==== Dataset excerpts

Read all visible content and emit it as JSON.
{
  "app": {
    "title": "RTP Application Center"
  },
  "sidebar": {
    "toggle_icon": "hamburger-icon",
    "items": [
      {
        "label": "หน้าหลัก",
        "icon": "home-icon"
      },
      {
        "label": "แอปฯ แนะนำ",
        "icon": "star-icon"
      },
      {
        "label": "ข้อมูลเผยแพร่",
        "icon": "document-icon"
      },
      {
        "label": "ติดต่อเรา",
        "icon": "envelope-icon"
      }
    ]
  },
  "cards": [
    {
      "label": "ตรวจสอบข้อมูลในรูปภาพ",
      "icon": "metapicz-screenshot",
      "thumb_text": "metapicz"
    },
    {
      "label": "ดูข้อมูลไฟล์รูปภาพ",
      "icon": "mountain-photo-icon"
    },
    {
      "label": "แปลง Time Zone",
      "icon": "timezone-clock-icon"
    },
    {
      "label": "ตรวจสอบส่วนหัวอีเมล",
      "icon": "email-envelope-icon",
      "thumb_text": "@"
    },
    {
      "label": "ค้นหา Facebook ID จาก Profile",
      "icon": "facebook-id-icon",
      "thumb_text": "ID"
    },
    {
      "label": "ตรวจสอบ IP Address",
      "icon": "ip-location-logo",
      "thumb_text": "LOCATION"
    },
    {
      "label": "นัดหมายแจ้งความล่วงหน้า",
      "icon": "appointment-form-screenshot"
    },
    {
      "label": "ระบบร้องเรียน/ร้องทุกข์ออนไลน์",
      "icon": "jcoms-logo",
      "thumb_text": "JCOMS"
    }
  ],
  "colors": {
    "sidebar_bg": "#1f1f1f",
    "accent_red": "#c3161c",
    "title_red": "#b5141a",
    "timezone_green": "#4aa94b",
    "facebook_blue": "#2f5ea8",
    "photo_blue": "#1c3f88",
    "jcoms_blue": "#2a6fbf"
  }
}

========

▸ Problem
Every entry must be output again, exactly as written above.

▸ The solution
Read all visible content and emit it as JSON.
{
  "app": {
    "title": "RTP Application Center"
  },
  "sidebar": {
    "toggle_icon": "hamburger-icon",
    "items": [
      {
        "label": "หน้าหลัก",
        "icon": "home-icon"
      },
      {
        "label": "แอปฯ แนะนำ",
        "icon": "star-icon"
      },
      {
        "label": "ข้อมูลเผยแพร่",
        "icon": "document-icon"
      },
      {
        "label": "ติดต่อเรา",
        "icon": "envelope-icon"
      }
    ]
  },
  "cards": [
    {
      "label": "ตรวจสอบข้อมูลในรูปภาพ",
      "icon": "metapicz-screenshot",
      "thumb_text": "metapicz"
    },
    {
      "label": "ดูข้อมูลไฟล์รูปภาพ",
      "icon": "mountain-photo-icon"
    },
    {
      "label": "แปลง Time Zone",
      "icon": "timezone-clock-icon"
    },
    {
      "label": "ตรวจสอบส่วนหัวอีเมล",
      "icon": "email-envelope-icon",
      "thumb_text": "@"
    },
    {
      "label": "ค้นหา Facebook ID จาก Profile",
      "icon": "facebook-id-icon",
      "thumb_text": "ID"
    },
    {
      "label": "ตรวจสอบ IP Address",
      "icon": "ip-location-logo",
      "thumb_text": "LOCATION"
    },
    {
      "label": "นัดหมายแจ้งความล่วงหน้า",
      "icon": "appointment-form-screenshot"
    },
    {
      "label": "ระบบร้องเรียน/ร้องทุกข์ออนไลน์",
      "icon": "jcoms-logo",
      "thumb_text": "JCOMS"
    }
  ],
  "colors": {
    "sidebar_bg": "#1f1f1f",
    "accent_red": "#c3161c",
    "title_red": "#b5141a",
    "timezone_green": "#4aa94b",
    "facebook_blue": "#2f5ea8",
    "photo_blue": "#1c3f88",
    "jcoms_blue": "#2a6fbf"
  }
}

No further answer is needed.